What you will do. Report every line in the listing that contains the string "JSON".

Structured figure records:
################

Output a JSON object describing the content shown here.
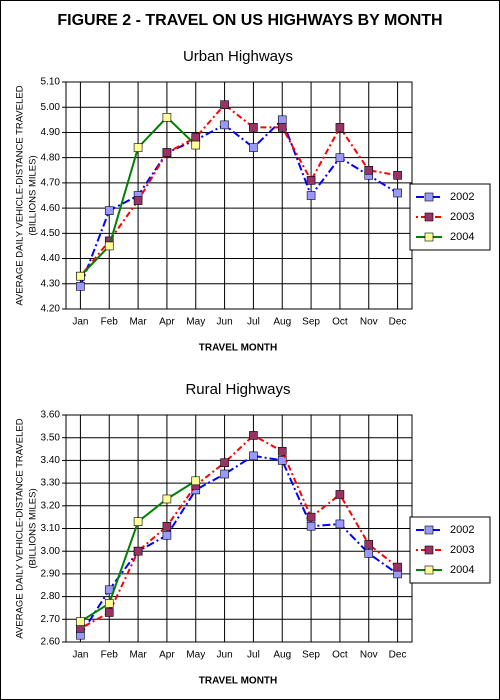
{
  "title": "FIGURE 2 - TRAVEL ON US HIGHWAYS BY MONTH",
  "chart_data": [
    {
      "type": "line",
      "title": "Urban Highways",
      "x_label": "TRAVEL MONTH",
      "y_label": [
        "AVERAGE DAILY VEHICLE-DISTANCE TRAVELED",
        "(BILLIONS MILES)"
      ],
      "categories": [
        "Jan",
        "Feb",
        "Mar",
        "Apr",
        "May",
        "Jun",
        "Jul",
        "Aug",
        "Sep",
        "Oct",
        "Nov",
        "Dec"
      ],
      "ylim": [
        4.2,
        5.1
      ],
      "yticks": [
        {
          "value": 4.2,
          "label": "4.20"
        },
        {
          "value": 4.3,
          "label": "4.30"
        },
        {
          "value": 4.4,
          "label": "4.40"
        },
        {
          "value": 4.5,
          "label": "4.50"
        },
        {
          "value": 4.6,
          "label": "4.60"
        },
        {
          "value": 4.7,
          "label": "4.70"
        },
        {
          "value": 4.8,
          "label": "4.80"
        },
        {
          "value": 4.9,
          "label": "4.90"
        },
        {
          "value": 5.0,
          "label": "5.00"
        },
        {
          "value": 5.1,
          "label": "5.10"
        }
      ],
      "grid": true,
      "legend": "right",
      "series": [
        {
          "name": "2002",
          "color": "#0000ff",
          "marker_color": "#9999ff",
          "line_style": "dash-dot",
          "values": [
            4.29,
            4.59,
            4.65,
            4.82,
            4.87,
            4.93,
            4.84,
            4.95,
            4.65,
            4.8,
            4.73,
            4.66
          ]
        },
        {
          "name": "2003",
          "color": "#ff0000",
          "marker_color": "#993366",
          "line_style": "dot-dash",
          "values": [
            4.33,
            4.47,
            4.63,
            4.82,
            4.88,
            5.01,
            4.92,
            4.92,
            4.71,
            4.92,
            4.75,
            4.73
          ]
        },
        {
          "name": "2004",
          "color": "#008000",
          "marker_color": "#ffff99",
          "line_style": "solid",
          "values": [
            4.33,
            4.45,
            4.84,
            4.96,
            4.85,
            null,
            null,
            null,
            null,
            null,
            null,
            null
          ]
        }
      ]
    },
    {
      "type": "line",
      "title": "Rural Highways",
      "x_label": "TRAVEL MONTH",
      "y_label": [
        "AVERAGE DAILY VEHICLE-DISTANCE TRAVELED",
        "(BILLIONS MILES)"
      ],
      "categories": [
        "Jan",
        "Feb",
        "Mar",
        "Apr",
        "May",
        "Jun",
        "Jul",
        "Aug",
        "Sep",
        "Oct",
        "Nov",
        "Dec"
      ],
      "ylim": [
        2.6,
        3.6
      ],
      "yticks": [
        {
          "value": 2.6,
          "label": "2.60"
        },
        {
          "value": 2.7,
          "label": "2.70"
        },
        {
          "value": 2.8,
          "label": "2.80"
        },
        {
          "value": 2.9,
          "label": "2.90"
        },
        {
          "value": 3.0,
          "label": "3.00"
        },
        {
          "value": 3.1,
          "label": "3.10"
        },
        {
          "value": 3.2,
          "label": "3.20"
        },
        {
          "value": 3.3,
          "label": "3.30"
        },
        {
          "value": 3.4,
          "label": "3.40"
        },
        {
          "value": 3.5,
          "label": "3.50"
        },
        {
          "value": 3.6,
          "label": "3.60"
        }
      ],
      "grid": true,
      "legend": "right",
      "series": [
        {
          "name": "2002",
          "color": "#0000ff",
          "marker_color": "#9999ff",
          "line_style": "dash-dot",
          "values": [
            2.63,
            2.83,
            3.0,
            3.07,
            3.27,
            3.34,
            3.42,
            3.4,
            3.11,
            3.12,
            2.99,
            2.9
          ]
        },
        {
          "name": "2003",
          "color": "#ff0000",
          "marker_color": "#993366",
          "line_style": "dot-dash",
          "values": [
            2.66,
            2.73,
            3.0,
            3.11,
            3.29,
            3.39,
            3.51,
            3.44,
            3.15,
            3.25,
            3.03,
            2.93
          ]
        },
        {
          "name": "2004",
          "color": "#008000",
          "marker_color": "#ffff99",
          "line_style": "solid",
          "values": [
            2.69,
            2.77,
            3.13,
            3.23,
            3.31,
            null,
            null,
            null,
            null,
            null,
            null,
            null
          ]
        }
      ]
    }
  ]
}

################

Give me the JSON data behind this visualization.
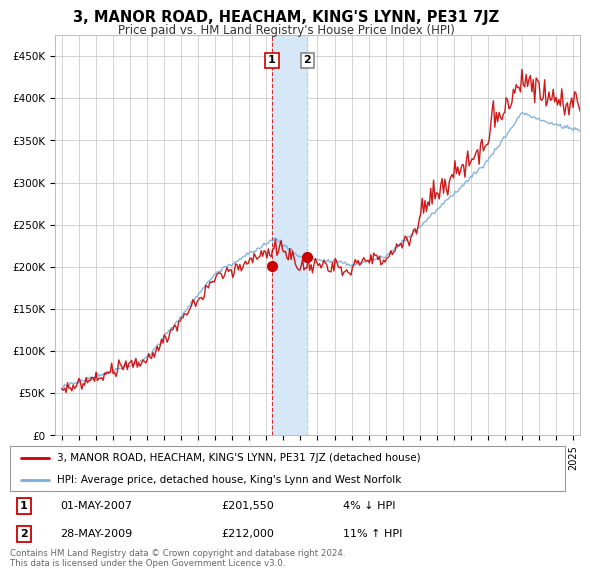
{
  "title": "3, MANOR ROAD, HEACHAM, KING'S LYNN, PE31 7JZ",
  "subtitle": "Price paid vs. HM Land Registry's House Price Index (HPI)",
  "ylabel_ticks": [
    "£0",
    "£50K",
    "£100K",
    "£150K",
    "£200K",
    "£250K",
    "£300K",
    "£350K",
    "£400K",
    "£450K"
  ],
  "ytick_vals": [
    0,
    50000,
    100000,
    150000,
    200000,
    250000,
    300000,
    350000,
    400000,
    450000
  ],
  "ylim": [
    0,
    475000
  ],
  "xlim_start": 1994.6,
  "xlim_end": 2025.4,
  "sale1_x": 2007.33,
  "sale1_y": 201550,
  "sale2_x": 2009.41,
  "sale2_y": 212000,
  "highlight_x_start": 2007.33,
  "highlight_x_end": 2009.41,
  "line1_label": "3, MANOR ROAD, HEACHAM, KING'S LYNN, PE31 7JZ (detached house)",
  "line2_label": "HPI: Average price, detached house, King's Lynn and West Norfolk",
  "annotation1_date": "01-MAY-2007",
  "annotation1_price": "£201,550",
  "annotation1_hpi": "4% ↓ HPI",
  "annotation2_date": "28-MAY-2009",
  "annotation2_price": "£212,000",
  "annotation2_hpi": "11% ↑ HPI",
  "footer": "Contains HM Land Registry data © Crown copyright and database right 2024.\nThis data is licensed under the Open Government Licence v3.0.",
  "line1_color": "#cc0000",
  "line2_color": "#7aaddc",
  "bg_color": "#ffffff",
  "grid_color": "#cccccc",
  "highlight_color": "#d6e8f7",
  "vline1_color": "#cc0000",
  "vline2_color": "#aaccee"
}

################

Response to this exercise.
Output a JSON object describing the content shown here.
Give me the JSON data behind this visualization.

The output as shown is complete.